_THE PROBLEM:_
Check every line for the word "shown" and state how many lines have it. Reply with the number alone.

# START OF ENTRIES PROVIDED

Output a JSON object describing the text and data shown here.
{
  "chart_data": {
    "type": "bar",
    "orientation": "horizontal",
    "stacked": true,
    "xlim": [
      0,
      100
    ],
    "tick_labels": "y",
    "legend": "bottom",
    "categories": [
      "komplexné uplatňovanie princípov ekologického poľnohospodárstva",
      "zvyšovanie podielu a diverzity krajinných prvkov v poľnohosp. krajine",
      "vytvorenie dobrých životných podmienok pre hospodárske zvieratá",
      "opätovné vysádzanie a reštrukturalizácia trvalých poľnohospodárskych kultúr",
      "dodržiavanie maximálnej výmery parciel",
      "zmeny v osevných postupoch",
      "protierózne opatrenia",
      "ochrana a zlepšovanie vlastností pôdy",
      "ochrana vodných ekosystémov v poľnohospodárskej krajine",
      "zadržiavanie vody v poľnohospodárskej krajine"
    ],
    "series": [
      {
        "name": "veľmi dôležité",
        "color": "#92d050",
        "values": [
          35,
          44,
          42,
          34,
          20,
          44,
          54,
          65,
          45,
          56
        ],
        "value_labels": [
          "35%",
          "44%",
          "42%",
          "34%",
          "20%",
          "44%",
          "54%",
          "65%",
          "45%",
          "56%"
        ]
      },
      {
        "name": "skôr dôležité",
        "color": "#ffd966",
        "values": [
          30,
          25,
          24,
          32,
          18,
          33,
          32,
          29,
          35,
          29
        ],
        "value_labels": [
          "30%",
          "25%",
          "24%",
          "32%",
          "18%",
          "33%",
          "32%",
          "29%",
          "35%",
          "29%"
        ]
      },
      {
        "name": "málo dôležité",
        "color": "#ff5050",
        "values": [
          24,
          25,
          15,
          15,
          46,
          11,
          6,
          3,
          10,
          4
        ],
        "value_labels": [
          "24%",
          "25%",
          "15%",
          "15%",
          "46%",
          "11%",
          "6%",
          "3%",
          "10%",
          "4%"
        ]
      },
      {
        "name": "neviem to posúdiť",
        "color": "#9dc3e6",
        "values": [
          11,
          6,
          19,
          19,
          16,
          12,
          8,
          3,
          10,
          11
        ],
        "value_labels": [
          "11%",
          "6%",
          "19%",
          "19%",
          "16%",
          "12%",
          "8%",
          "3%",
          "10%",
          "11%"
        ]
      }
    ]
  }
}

# END OF ENTRIES PROVIDED
# START OF ENTRIES PROVIDED

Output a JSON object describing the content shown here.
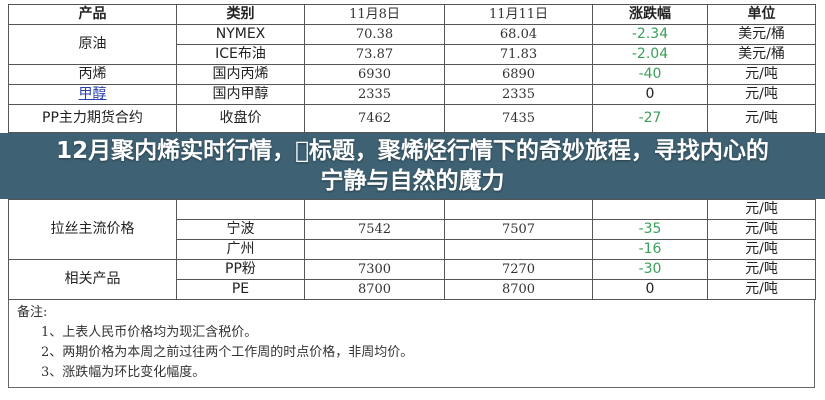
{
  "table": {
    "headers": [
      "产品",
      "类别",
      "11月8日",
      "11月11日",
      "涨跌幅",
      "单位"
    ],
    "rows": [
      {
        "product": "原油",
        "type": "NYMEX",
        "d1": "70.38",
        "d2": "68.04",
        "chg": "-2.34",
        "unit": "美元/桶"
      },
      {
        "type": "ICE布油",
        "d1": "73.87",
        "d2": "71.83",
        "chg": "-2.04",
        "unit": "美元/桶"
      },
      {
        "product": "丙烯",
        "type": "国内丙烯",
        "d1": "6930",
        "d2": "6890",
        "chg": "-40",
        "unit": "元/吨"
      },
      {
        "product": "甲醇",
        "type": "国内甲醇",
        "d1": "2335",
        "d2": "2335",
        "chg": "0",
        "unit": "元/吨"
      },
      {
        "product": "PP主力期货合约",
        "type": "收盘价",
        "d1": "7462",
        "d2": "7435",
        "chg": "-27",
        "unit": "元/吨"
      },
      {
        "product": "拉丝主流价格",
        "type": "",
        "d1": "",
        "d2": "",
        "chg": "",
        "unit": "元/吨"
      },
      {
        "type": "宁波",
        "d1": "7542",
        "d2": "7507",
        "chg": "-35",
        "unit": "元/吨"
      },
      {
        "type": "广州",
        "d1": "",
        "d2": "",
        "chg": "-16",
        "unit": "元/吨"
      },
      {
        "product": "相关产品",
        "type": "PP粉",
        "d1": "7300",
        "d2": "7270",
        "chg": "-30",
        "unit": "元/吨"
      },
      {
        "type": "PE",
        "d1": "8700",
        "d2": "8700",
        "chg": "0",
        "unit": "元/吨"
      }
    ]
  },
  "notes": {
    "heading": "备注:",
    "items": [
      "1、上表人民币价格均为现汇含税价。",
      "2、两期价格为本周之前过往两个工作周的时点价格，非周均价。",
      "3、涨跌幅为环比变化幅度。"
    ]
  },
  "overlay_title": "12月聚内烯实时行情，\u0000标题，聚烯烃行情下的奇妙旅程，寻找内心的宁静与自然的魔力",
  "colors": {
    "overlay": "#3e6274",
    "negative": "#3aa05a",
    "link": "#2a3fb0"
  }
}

# END OF ENTRIES PROVIDED

_ANSWER TO THIS TASK:_
2